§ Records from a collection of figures
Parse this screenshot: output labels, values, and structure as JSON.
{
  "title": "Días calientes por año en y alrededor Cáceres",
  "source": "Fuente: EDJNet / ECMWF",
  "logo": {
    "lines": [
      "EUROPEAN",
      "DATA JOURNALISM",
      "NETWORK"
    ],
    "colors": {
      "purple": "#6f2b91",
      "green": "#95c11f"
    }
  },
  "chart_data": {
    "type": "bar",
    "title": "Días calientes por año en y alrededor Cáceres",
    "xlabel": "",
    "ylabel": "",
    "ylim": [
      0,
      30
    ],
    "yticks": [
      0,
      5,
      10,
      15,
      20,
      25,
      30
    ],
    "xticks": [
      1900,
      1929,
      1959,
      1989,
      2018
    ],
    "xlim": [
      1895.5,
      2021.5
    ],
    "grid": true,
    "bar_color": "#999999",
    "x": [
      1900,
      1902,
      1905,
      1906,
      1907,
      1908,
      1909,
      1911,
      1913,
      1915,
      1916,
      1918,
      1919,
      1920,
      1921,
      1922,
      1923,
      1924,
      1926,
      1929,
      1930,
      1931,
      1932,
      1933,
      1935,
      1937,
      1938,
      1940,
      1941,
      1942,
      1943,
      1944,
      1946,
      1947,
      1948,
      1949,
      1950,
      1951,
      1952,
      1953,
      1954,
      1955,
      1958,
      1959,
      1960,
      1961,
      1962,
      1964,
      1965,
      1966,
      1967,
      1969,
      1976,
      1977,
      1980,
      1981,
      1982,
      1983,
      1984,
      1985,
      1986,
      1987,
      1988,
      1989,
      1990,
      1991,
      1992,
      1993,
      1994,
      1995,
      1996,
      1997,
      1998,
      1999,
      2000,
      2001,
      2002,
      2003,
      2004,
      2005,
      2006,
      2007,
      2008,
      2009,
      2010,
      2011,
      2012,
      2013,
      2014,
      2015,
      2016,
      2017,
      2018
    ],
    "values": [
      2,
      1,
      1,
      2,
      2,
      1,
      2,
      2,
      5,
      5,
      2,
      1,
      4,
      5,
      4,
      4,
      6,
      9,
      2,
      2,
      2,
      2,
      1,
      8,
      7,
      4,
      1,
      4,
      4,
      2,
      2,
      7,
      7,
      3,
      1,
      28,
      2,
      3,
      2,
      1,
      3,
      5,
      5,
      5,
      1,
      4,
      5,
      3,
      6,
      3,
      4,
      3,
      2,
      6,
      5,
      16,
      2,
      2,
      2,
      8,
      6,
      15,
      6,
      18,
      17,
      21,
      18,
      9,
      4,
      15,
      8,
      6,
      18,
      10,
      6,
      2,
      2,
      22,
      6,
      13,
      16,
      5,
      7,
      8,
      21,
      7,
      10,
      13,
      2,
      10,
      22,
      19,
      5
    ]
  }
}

§ REQUIRED TASK
Read the data above and count the lines that include "Cáceres". Answer only with the count.

§ WRITTEN REPLY
2